New Study Highlights Opportunity and Challenges for Cloud Infrastructure Providers in Spain

Fair competition and inclusive public tenders

Francisco Mingorance, secretary-general, CISPE

Last week I was honoured to speak at a Brussels event launching a new study presented by  ‘La Nube’ an organisation which campaigns to promote a fair and favourable context for the adoption of cloud technologies in Spain. The initiative is supported by Asociación Española de Startups, the Spanish Start-Ups Association– which represents more than 500 innovative businesses. The full study is available in Spanish here, but I thought it worth highlighting some of the key findings for a wider audience.

Written by economist Professor José Moisés Martín the study provides an in-depth analysis of Spain’s cloud ecosystem and its impact on the wider start-up market. It also identifies potential opportunities and risks for the development of Spain’s cloud ecosystem.

The findings are quite clear: fair access to cloud infrastructures and services is an essential prerequisite for the development of the entrepreneurial ecosystem in Spain and beyond.

Yet, the adoption of cloud technologies in Spain lags the European average. Spanish companies are ten points behind their European counterparts in the contracting of cloud services, which is a serious disadvantage for their competitiveness and for the growth in Spain of a dynamic cloud ecosystem.

== Given information ==

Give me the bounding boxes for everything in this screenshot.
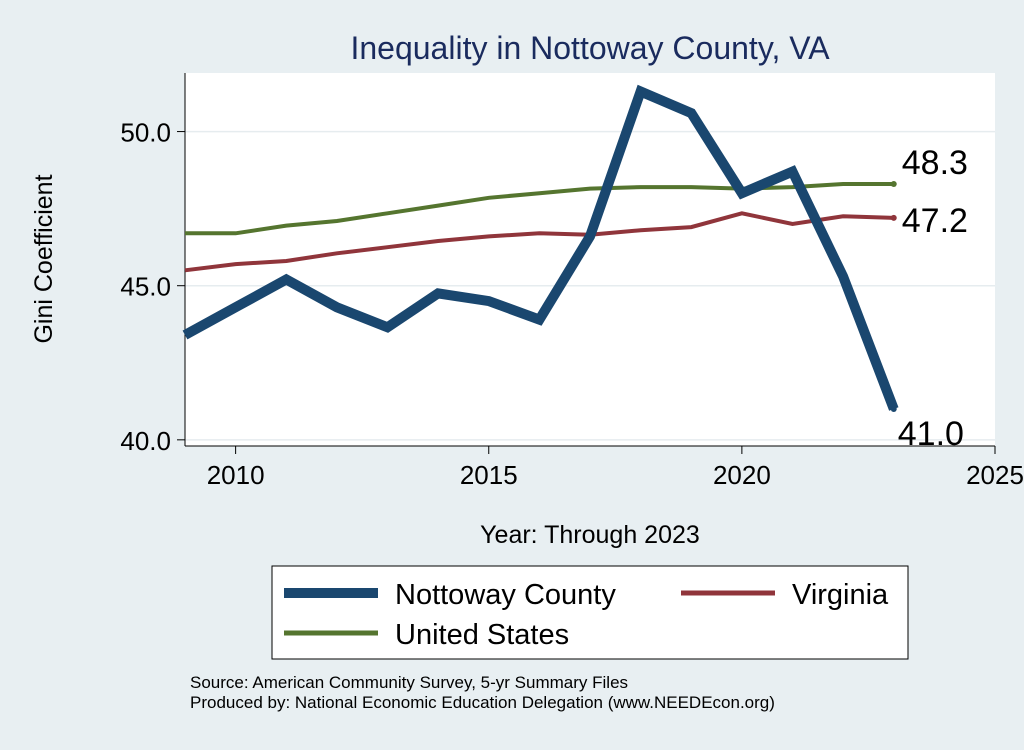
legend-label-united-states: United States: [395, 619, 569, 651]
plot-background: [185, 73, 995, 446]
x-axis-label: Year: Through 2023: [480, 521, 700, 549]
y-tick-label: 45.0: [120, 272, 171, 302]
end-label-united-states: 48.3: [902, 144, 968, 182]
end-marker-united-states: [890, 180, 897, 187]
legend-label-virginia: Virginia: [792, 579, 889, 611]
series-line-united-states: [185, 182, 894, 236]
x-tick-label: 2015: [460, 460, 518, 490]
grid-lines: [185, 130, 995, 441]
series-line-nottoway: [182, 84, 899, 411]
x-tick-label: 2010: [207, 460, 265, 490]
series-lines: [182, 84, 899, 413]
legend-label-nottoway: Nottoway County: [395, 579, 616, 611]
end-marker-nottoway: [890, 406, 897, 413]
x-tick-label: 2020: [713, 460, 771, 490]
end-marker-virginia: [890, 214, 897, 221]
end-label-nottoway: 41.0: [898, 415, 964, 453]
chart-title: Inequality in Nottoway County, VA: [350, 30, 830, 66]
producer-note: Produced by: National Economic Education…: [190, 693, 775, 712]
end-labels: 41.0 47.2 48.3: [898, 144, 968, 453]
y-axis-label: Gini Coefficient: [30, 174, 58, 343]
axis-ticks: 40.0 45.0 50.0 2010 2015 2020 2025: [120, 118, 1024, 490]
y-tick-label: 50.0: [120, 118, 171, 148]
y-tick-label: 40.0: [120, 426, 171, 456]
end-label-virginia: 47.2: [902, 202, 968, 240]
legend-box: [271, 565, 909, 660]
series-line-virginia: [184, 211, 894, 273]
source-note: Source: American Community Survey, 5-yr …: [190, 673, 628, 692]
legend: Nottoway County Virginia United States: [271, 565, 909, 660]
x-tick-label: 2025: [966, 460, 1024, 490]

== Tasks to complete ==
(1) According to the article on Spain's cloud ecosystem, how far behind their European counterparts are Spanish companies in contracting cloud services?
(2) List every organization named in the article on Spain's cloud ecosystem.
The records are separate material and are not part of the article on Spain's cloud ecosystem.

== Solutions in order ==
(1) Ten points.

(2) CISPE; La Nube; Asociación Española de Startups (the Spanish Start-Ups Association)